**Given request:**
Print out the entries below with no edits.

═══ Excerpted data ═══

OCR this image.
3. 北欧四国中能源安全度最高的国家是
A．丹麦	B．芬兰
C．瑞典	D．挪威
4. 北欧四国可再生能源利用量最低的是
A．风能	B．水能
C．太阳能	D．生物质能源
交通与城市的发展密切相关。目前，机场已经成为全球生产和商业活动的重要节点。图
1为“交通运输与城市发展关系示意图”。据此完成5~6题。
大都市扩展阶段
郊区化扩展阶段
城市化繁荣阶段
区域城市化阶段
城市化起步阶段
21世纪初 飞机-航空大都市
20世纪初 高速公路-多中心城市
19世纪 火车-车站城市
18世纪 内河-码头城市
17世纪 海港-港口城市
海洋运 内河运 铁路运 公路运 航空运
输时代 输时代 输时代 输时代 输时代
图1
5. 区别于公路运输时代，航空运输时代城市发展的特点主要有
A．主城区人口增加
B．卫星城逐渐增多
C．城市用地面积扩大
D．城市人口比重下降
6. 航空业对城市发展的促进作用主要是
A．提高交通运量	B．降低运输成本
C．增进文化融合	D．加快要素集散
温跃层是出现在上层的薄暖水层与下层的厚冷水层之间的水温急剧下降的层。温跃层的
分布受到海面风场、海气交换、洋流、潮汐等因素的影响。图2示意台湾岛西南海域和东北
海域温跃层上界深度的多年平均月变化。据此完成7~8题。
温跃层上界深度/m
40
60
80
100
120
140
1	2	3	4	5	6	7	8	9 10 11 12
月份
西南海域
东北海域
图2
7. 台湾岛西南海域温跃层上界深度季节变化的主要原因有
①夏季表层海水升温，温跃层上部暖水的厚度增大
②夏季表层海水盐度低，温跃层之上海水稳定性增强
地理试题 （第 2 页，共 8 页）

═══

**Expected answer:**
OCR this image.
3. 北欧四国中能源安全度最高的国家是
A．丹麦	B．芬兰
C．瑞典	D．挪威
4. 北欧四国可再生能源利用量最低的是
A．风能	B．水能
C．太阳能	D．生物质能源
交通与城市的发展密切相关。目前，机场已经成为全球生产和商业活动的重要节点。图
1为“交通运输与城市发展关系示意图”。据此完成5~6题。
大都市扩展阶段
郊区化扩展阶段
城市化繁荣阶段
区域城市化阶段
城市化起步阶段
21世纪初 飞机-航空大都市
20世纪初 高速公路-多中心城市
19世纪 火车-车站城市
18世纪 内河-码头城市
17世纪 海港-港口城市
海洋运 内河运 铁路运 公路运 航空运
输时代 输时代 输时代 输时代 输时代
图1
5. 区别于公路运输时代，航空运输时代城市发展的特点主要有
A．主城区人口增加
B．卫星城逐渐增多
C．城市用地面积扩大
D．城市人口比重下降
6. 航空业对城市发展的促进作用主要是
A．提高交通运量	B．降低运输成本
C．增进文化融合	D．加快要素集散
温跃层是出现在上层的薄暖水层与下层的厚冷水层之间的水温急剧下降的层。温跃层的
分布受到海面风场、海气交换、洋流、潮汐等因素的影响。图2示意台湾岛西南海域和东北
海域温跃层上界深度的多年平均月变化。据此完成7~8题。
温跃层上界深度/m
40
60
80
100
120
140
1	2	3	4	5	6	7	8	9 10 11 12
月份
西南海域
东北海域
图2
7. 台湾岛西南海域温跃层上界深度季节变化的主要原因有
①夏季表层海水升温，温跃层上部暖水的厚度增大
②夏季表层海水盐度低，温跃层之上海水稳定性增强
地理试题 （第 2 页，共 8 页）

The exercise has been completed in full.